§ **Aim of the task**: Search the records below for the word "информации". Pull out each line that has it.

§ **Saved data entries**:

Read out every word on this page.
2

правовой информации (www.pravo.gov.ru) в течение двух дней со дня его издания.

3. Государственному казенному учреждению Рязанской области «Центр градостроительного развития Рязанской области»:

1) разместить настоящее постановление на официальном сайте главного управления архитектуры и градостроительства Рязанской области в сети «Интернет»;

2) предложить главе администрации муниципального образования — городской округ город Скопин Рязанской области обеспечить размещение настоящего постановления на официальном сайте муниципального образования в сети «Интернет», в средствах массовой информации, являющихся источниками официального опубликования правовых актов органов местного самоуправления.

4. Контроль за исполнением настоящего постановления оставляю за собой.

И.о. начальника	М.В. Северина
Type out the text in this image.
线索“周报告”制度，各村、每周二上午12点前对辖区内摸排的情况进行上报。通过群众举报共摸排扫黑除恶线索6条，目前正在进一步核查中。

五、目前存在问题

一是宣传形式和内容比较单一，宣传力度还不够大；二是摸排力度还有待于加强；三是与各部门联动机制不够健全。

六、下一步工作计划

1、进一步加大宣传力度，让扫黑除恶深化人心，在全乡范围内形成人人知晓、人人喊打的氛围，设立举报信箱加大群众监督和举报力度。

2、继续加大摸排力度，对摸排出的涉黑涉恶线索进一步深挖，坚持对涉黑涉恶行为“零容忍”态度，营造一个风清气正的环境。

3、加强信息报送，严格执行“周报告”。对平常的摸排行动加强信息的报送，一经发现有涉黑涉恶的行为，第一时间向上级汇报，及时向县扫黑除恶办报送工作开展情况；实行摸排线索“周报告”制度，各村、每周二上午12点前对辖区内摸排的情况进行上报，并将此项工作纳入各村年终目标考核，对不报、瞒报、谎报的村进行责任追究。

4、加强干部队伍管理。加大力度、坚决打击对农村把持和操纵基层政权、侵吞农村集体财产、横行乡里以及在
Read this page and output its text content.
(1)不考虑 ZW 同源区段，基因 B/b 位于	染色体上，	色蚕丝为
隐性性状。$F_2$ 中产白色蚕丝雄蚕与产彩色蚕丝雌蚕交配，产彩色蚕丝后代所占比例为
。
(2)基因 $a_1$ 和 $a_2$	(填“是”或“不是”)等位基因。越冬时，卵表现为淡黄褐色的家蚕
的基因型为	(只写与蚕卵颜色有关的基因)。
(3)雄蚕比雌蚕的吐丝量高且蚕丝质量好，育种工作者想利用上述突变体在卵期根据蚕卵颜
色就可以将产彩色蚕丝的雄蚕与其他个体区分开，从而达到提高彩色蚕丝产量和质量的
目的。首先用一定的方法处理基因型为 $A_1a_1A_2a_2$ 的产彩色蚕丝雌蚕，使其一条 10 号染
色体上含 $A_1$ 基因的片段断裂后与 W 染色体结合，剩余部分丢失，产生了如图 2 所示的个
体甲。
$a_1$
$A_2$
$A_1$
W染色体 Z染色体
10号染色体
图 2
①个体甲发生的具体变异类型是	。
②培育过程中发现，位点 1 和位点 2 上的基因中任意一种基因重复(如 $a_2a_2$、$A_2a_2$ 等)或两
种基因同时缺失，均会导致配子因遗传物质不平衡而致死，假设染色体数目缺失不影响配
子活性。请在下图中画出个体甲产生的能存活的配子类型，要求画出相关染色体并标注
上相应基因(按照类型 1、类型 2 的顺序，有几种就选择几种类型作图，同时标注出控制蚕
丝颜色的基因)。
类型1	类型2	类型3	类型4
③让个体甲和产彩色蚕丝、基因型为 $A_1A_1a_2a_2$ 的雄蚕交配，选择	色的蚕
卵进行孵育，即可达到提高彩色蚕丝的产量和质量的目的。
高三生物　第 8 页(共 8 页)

§ **Answer for this exercise**:
правовой информации (www.pravo.gov.ru) в течение двух дней со дня его издания.
2) предложить главе администрации муниципального образования — городской округ город Скопин Рязанской области обеспечить размещение настоящего постановления на официальном сайте муниципального образования в сети «Интернет», в средствах массовой информации, являющихся источниками официального опубликования правовых актов органов местного самоуправления.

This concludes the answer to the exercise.